## Text passage

Data handling in SRP (single responsibility principle)

https://softwareengineering.stackexchange.com/questions/414770

14-03-2021
|

Pergunta

TLDR; Robert C. Martin adviced here: http://blog.cleancoder.com/uncle-bob/2014/05/08/SingleReponsibilityPrinciple.html to split the multi responsibility classes into "single reason to change"-classes. It was not explained, how properties(data), used by more than one of the splitted parts, should be organized/stored/passed on. I tried to explain the matter by an example and discussed possible solutions.

Accepted Answer: Doc Brown pointed out, my approach was similiar to the "pipes & filters" architecture. He suggested a functional approach where each Single Responsibility class gets the data, it operates on, handed as parameter. This is organized by overseeing methods which handle each a business case. Read and upvote his great answer below for details.

Original question

I have read a lot about separating methods and function into "single reason to change" classes. But when it comes to data, I find very little details. I am not sure where to put the data, each separated part needs as Input and provides as Output

An example scenario:

I got a data source, a list of some kind, maybe in a csv or excel format. Requirements could be:

import the file (Import)
check the list for certain conditions (business logic, validation)
calculate stuff based on a few fields (business logic)
convert the list to a different format, e.g. json (business logic, conversion)
write the changed list to the excel file (Output)
write the changed list to the json (Output)

I would divide the responsibility into following parts(Lets call them "Helpers"):

Import/Export of the List -> ListSerializer (produces List from disk)
Check the List ->ListChecker (takes List, produces ErrorList)
Apply business logic to the List->ListProcessor (takes List and ErrorList, produces List (with changes))
Convert the List to JSONList ->ListToJSONListConverter (takes List(with changes), produces JSONList)
Export the JSONList to file ->JSONListSerializer (takes JSONList, writes to disk)

AFAIK a classical SRP design. changes to the list format, check logic, business logic or JSONformat requiring to change very few classes

Now I want to implement it. All classes get Interfaces for exposing their function. An Orchestrating Class (lets call it "Superior") is created to handle user input/other triggers and calling the sub routines This class needs to know every interface of the "Helpers"(so it can call the methods) and must be initialized with concrete objects (implementations of the interfaces) by the init logic lets call it "Boss". Basic Dependency Injection stuff.

Basically the Boss creates the Helpers and the Superior and tells the Superior these are your Helpers, Jack ListSerializer as your ListSerializer, Amy ListChecker as ListChecker, ... When a new Task arrives, the Superior gets notified and he/she splits and delegates the task to the Helpers. Lets take that picture a little further:

Now there are multiple variants how things could be done:

1st: Orchestrating class manages all data storing Superior: Mr. ListSerializer please load the list. Jack the ListSerializer: Superior, I have completed the task, here is the List. Superior: Thanks. Mrs. ListChecker, please check this list, it is right here. ...

2nd: Every dataproducer stores its output for itself, the others know how to retrieve it Superior: Mr. ListSerializer please load the list. Jack the ListSerializer: Superior, I have completed the task Superior: Thanks. Mrs. ListChecker, please check the list(, you can find it at the ListSerializers desk.) ..

## Given data
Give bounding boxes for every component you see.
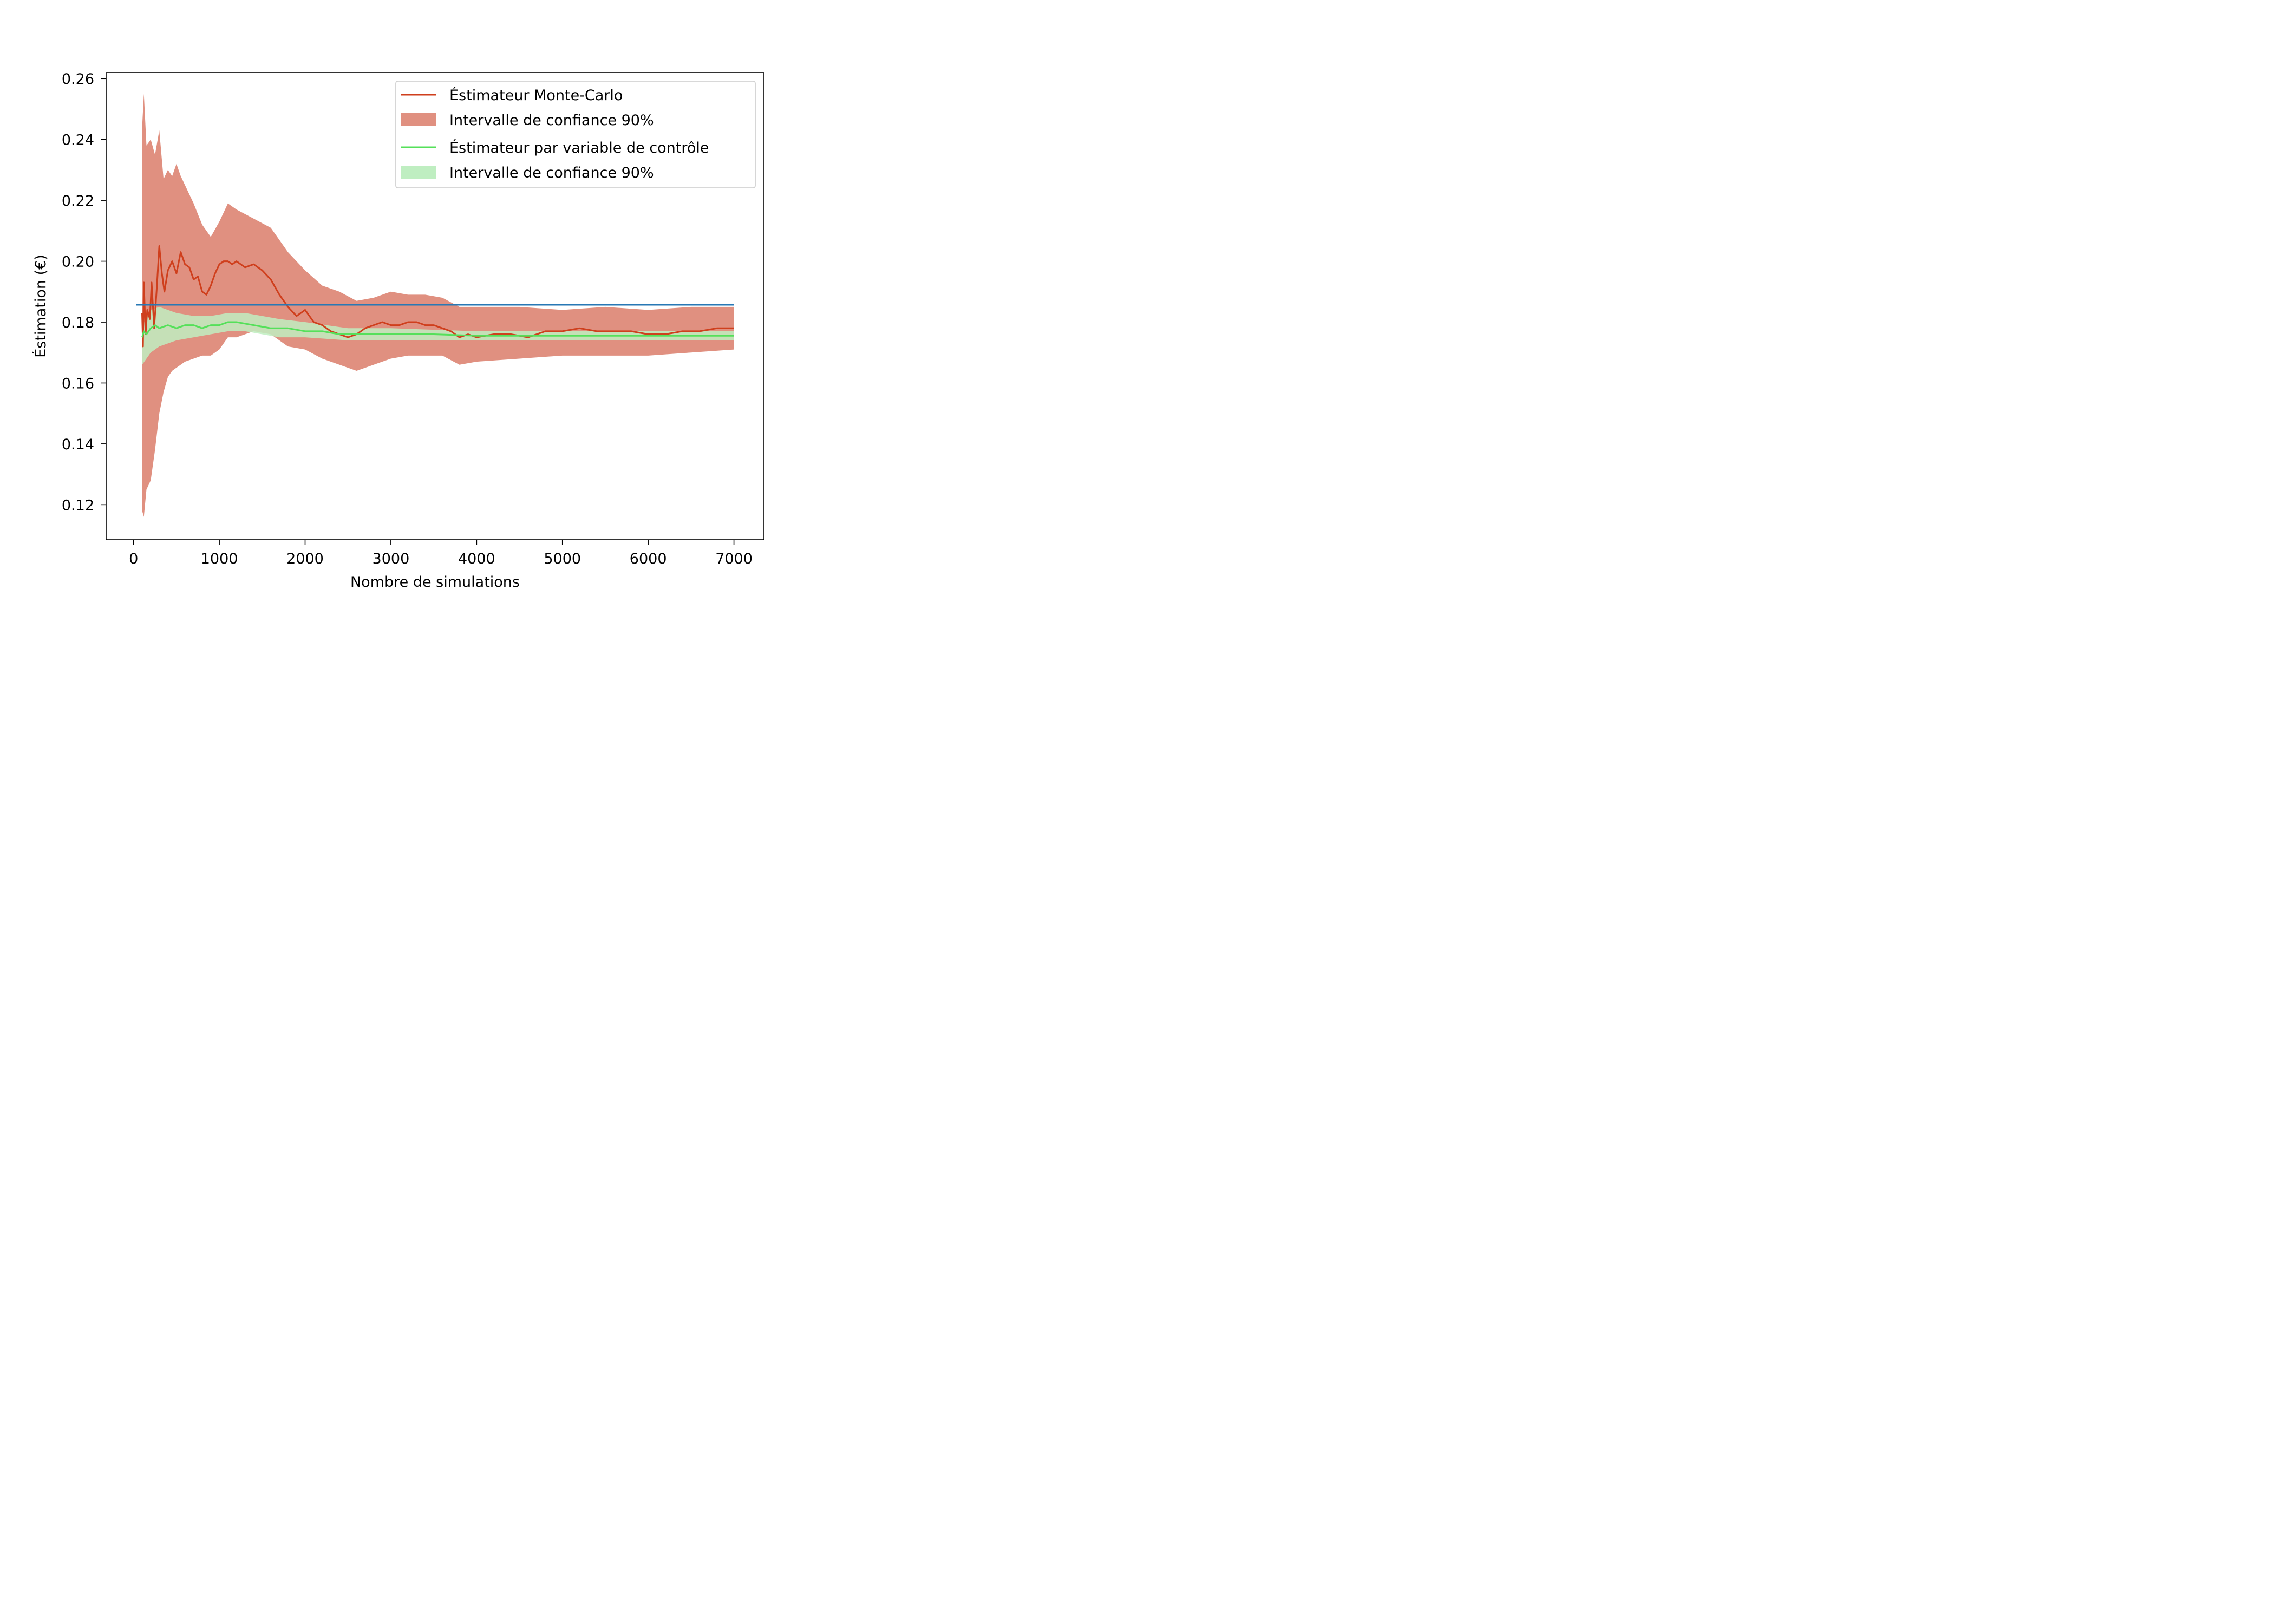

## Goals
[1] Translate this sentence from the data-handling question into German: "When a new Task arrives, the Superior gets notified and he/she splits and delegates the task to the Helpers."
[2] From the data-handling question, extract the passage starting at "import the file" and ending at "List, produces ErrorList)".
The listing is not required for this work.

## Answers in order
[1] Wenn eine neue Aufgabe eintrifft, wird der Superior benachrichtigt, und er/sie teilt die Aufgabe auf und delegiert sie an die Helpers.

[2]
import the file (Import)
check the list for certain conditions (business logic, validation)
calculate stuff based on a few fields (business logic)
convert the list to a different format, e.g. json (business logic, conversion)
write the changed list to the excel file (Output)
write the changed list to the json (Output)

I would divide the responsibility into following parts(Lets call them "Helpers"):

Import/Export of the List -> ListSerializer (produces List from disk)
Check the List ->ListChecker (takes List, produces ErrorList)